Write out each line of the listing below exactly as it appears, omitting the pictures from your answer.
-- Data supplied start --
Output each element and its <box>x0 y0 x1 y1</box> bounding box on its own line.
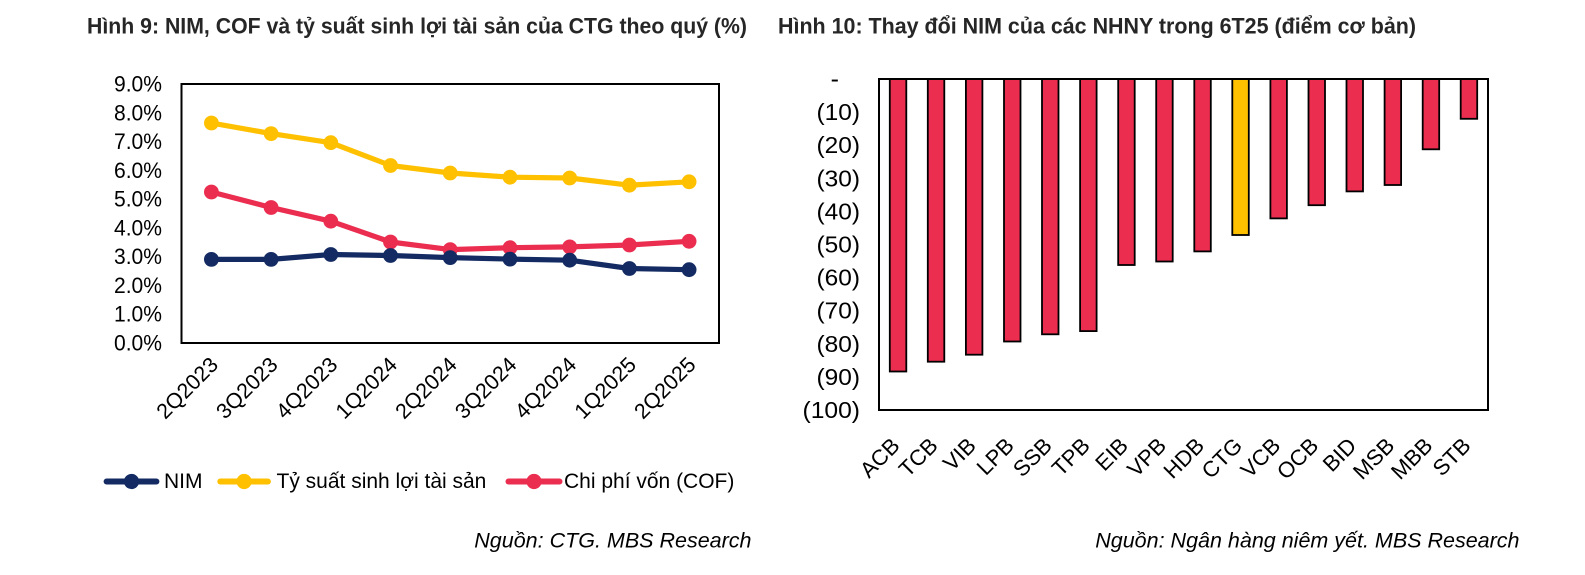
svg-text:(10): (10) <box>817 99 861 125</box>
svg-text:(60): (60) <box>817 265 861 291</box>
svg-text:1.0%: 1.0% <box>114 302 162 327</box>
svg-text:Hình 9: NIM, COF và tỷ suất si: Hình 9: NIM, COF và tỷ suất sinh lợi tài… <box>87 14 747 39</box>
svg-text:Nguồn: CTG. MBS Research: Nguồn: CTG. MBS Research <box>474 529 751 553</box>
svg-text:(70): (70) <box>817 298 861 324</box>
svg-text:Tỷ suất sinh lợi tài sản: Tỷ suất sinh lợi tài sản <box>277 470 487 493</box>
svg-text:9.0%: 9.0% <box>114 72 162 97</box>
svg-text:NIM: NIM <box>164 470 203 493</box>
svg-text:2.0%: 2.0% <box>114 273 162 298</box>
svg-text:Hình 10: Thay đổi NIM của các: Hình 10: Thay đổi NIM của các NHNY trong… <box>778 14 1416 39</box>
svg-text:0.0%: 0.0% <box>114 331 162 356</box>
svg-text:3.0%: 3.0% <box>114 244 162 269</box>
svg-text:(100): (100) <box>803 397 861 423</box>
svg-text:(80): (80) <box>817 331 861 357</box>
svg-text:8.0%: 8.0% <box>114 100 162 125</box>
svg-text:(40): (40) <box>817 198 861 224</box>
svg-text:4.0%: 4.0% <box>114 215 162 240</box>
svg-text:7.0%: 7.0% <box>114 129 162 154</box>
svg-text:6.0%: 6.0% <box>114 158 162 183</box>
svg-text:(20): (20) <box>817 132 861 158</box>
svg-text:Chi phí vốn (COF): Chi phí vốn (COF) <box>564 470 734 493</box>
svg-text:-: - <box>831 65 839 93</box>
svg-text:(30): (30) <box>817 165 861 191</box>
svg-text:5.0%: 5.0% <box>114 187 162 212</box>
svg-text:Nguồn: Ngân hàng niêm yết. MBS: Nguồn: Ngân hàng niêm yết. MBS Research <box>1095 529 1519 553</box>
svg-text:(90): (90) <box>817 364 861 390</box>
svg-text:(50): (50) <box>817 232 861 258</box>
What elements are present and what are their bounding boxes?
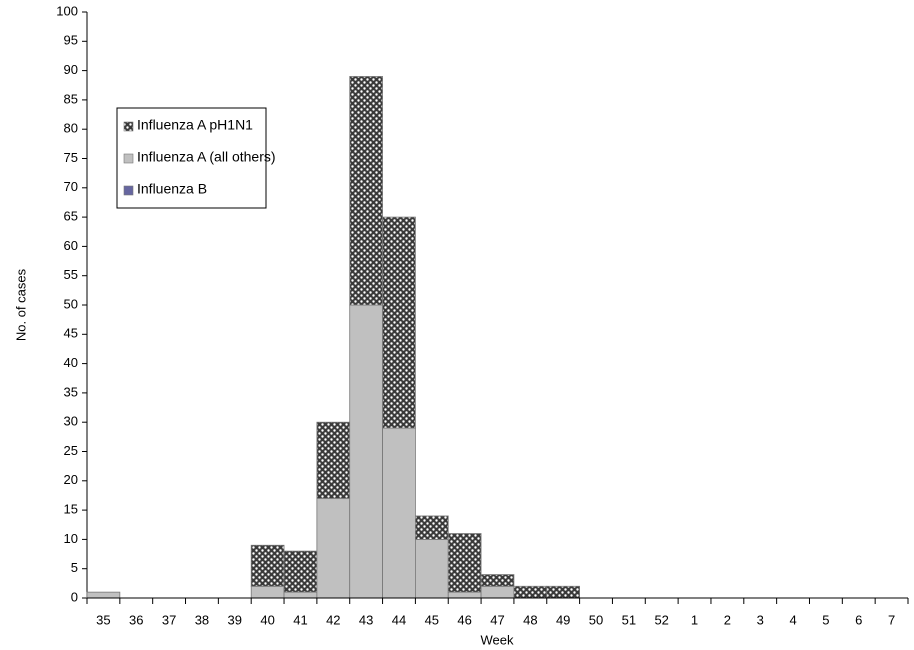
y-tick-label: 25: [64, 443, 78, 458]
y-tick-label: 100: [56, 3, 78, 18]
bar-segment: [316, 421, 351, 499]
x-tick-label: 41: [293, 612, 307, 627]
y-tick-label: 80: [64, 121, 78, 136]
x-tick-label: 3: [757, 612, 764, 627]
y-tick-label: 45: [64, 326, 78, 341]
bar-segment: [382, 427, 416, 599]
x-tick-label: 49: [556, 612, 570, 627]
y-tick-label: 5: [71, 560, 78, 575]
x-tick-label: 5: [822, 612, 829, 627]
x-tick-label: 48: [523, 612, 537, 627]
bar-segment: [250, 585, 285, 599]
x-tick-label: 40: [260, 612, 274, 627]
legend-swatch: [123, 121, 134, 132]
x-tick-label: 35: [96, 612, 110, 627]
y-tick-label: 50: [64, 296, 78, 311]
x-tick-label: 50: [589, 612, 603, 627]
x-tick-label: 2: [724, 612, 731, 627]
y-tick-label: 35: [64, 384, 78, 399]
bar-segment: [250, 544, 285, 587]
x-axis-label: Week: [481, 632, 514, 647]
y-tick-label: 30: [64, 414, 78, 429]
x-tick-label: 36: [129, 612, 143, 627]
x-tick-label: 1: [691, 612, 698, 627]
x-tick-label: 37: [162, 612, 176, 627]
y-axis-label: No. of cases: [13, 268, 28, 341]
bar-segment: [546, 585, 581, 599]
x-tick-label: 45: [425, 612, 439, 627]
legend-label: Influenza A (all others): [137, 149, 276, 165]
bar-segment: [414, 539, 449, 599]
x-tick-label: 43: [359, 612, 373, 627]
y-tick-label: 10: [64, 531, 78, 546]
x-tick-label: 6: [855, 612, 862, 627]
y-tick-label: 85: [64, 91, 78, 106]
legend: Influenza A pH1N1 Influenza A (all others…: [116, 107, 276, 209]
bar-segment: [480, 574, 515, 587]
x-tick-label: 4: [789, 612, 796, 627]
x-tick-label: 42: [326, 612, 340, 627]
bar-segment: [283, 550, 318, 593]
bar-segment: [349, 76, 383, 306]
legend-label: Influenza B: [137, 181, 207, 197]
x-tick-label: 39: [228, 612, 242, 627]
bar-segment: [513, 585, 548, 599]
y-tick-label: 55: [64, 267, 78, 282]
bar-segment: [349, 304, 383, 599]
y-tick-label: 40: [64, 355, 78, 370]
legend-swatch: [123, 153, 134, 164]
y-tick-label: 15: [64, 502, 78, 517]
bar-segment: [86, 591, 121, 599]
y-tick-label: 75: [64, 150, 78, 165]
x-tick-label: 46: [457, 612, 471, 627]
bar-segment: [414, 515, 449, 540]
bar-segment: [382, 216, 416, 429]
y-tick-label: 70: [64, 179, 78, 194]
x-tick-label: 51: [622, 612, 636, 627]
legend-box: [116, 107, 267, 209]
x-tick-label: 7: [888, 612, 895, 627]
bar-segment: [447, 533, 482, 593]
x-tick-label: 44: [392, 612, 406, 627]
y-tick-label: 60: [64, 238, 78, 253]
y-tick-label: 0: [71, 589, 78, 604]
legend-label: Influenza A pH1N1: [137, 117, 253, 133]
x-tick-label: 47: [490, 612, 504, 627]
bar-segment: [316, 497, 351, 599]
y-tick-label: 95: [64, 33, 78, 48]
bar-segment: [283, 591, 318, 599]
legend-swatch: [123, 185, 134, 196]
y-tick-label: 20: [64, 472, 78, 487]
x-tick-label: 38: [195, 612, 209, 627]
y-tick-label: 90: [64, 62, 78, 77]
x-tick-label: 52: [654, 612, 668, 627]
y-tick-label: 65: [64, 209, 78, 224]
bar-segment: [447, 591, 482, 599]
bar-segment: [480, 585, 515, 599]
-- Data supplied end --
__Output__:
Output each element and its <box>x0 y0 x1 y1</box> bounding box on its own line.
svg-text:(10): (10) <box>817 99 861 125</box>
svg-text:(60): (60) <box>817 265 861 291</box>
svg-text:1.0%: 1.0% <box>114 302 162 327</box>
svg-text:Hình 9: NIM, COF và tỷ suất si: Hình 9: NIM, COF và tỷ suất sinh lợi tài… <box>87 14 747 39</box>
svg-text:Nguồn: CTG. MBS Research: Nguồn: CTG. MBS Research <box>474 529 751 553</box>
svg-text:(70): (70) <box>817 298 861 324</box>
svg-text:Tỷ suất sinh lợi tài sản: Tỷ suất sinh lợi tài sản <box>277 470 487 493</box>
svg-text:9.0%: 9.0% <box>114 72 162 97</box>
svg-text:NIM: NIM <box>164 470 203 493</box>
svg-text:2.0%: 2.0% <box>114 273 162 298</box>
svg-text:Hình 10: Thay đổi NIM của các: Hình 10: Thay đổi NIM của các NHNY trong… <box>778 14 1416 39</box>
svg-text:0.0%: 0.0% <box>114 331 162 356</box>
svg-text:3.0%: 3.0% <box>114 244 162 269</box>
svg-text:(100): (100) <box>803 397 861 423</box>
svg-text:(80): (80) <box>817 331 861 357</box>
svg-text:8.0%: 8.0% <box>114 100 162 125</box>
svg-text:(40): (40) <box>817 198 861 224</box>
svg-text:4.0%: 4.0% <box>114 215 162 240</box>
svg-text:7.0%: 7.0% <box>114 129 162 154</box>
svg-text:6.0%: 6.0% <box>114 158 162 183</box>
svg-text:(20): (20) <box>817 132 861 158</box>
svg-text:Chi phí vốn (COF): Chi phí vốn (COF) <box>564 470 734 493</box>
svg-text:-: - <box>831 65 839 93</box>
svg-text:(30): (30) <box>817 165 861 191</box>
svg-text:5.0%: 5.0% <box>114 187 162 212</box>
svg-text:Nguồn: Ngân hàng niêm yết. MBS: Nguồn: Ngân hàng niêm yết. MBS Research <box>1095 529 1519 553</box>
svg-text:(90): (90) <box>817 364 861 390</box>
svg-text:(50): (50) <box>817 232 861 258</box>
What elements are present and what are their bounding boxes?
y-tick-label: 25: [64, 443, 78, 458]
y-tick-label: 100: [56, 3, 78, 18]
bar-segment: [316, 421, 351, 499]
x-tick-label: 41: [293, 612, 307, 627]
y-tick-label: 80: [64, 121, 78, 136]
x-tick-label: 3: [757, 612, 764, 627]
y-tick-label: 45: [64, 326, 78, 341]
bar-segment: [382, 427, 416, 599]
x-tick-label: 49: [556, 612, 570, 627]
y-tick-label: 5: [71, 560, 78, 575]
x-tick-label: 5: [822, 612, 829, 627]
x-tick-label: 48: [523, 612, 537, 627]
bar-segment: [250, 585, 285, 599]
x-tick-label: 40: [260, 612, 274, 627]
legend-swatch: [123, 121, 134, 132]
x-tick-label: 35: [96, 612, 110, 627]
y-tick-label: 50: [64, 296, 78, 311]
x-tick-label: 50: [589, 612, 603, 627]
x-tick-label: 2: [724, 612, 731, 627]
y-tick-label: 35: [64, 384, 78, 399]
bar-segment: [250, 544, 285, 587]
x-axis-label: Week: [481, 632, 514, 647]
y-tick-label: 30: [64, 414, 78, 429]
x-tick-label: 36: [129, 612, 143, 627]
x-tick-label: 1: [691, 612, 698, 627]
x-tick-label: 37: [162, 612, 176, 627]
y-axis-label: No. of cases: [13, 268, 28, 341]
bar-segment: [546, 585, 581, 599]
x-tick-label: 45: [425, 612, 439, 627]
legend-label: Influenza A (all others): [137, 149, 276, 165]
bar-segment: [414, 539, 449, 599]
x-tick-label: 43: [359, 612, 373, 627]
y-tick-label: 10: [64, 531, 78, 546]
x-tick-label: 6: [855, 612, 862, 627]
y-tick-label: 85: [64, 91, 78, 106]
legend: Influenza A pH1N1 Influenza A (all others…: [116, 107, 276, 209]
bar-segment: [480, 574, 515, 587]
x-tick-label: 4: [789, 612, 796, 627]
x-tick-label: 42: [326, 612, 340, 627]
bar-segment: [283, 550, 318, 593]
bar-segment: [349, 76, 383, 306]
legend-label: Influenza B: [137, 181, 207, 197]
x-tick-label: 39: [228, 612, 242, 627]
bar-segment: [513, 585, 548, 599]
y-tick-label: 55: [64, 267, 78, 282]
bar-segment: [349, 304, 383, 599]
y-tick-label: 40: [64, 355, 78, 370]
legend-swatch: [123, 153, 134, 164]
y-tick-label: 15: [64, 502, 78, 517]
bar-segment: [86, 591, 121, 599]
y-tick-label: 75: [64, 150, 78, 165]
x-tick-label: 46: [457, 612, 471, 627]
bar-segment: [414, 515, 449, 540]
bar-segment: [382, 216, 416, 429]
y-tick-label: 70: [64, 179, 78, 194]
x-tick-label: 51: [622, 612, 636, 627]
legend-box: [116, 107, 267, 209]
x-tick-label: 7: [888, 612, 895, 627]
bar-segment: [447, 533, 482, 593]
x-tick-label: 44: [392, 612, 406, 627]
y-tick-label: 60: [64, 238, 78, 253]
y-tick-label: 0: [71, 589, 78, 604]
legend-label: Influenza A pH1N1: [137, 117, 253, 133]
x-tick-label: 47: [490, 612, 504, 627]
bar-segment: [316, 497, 351, 599]
y-tick-label: 95: [64, 33, 78, 48]
bar-segment: [283, 591, 318, 599]
legend-swatch: [123, 185, 134, 196]
y-tick-label: 20: [64, 472, 78, 487]
x-tick-label: 38: [195, 612, 209, 627]
y-tick-label: 90: [64, 62, 78, 77]
x-tick-label: 52: [654, 612, 668, 627]
y-tick-label: 65: [64, 209, 78, 224]
bar-segment: [447, 591, 482, 599]
bar-segment: [480, 585, 515, 599]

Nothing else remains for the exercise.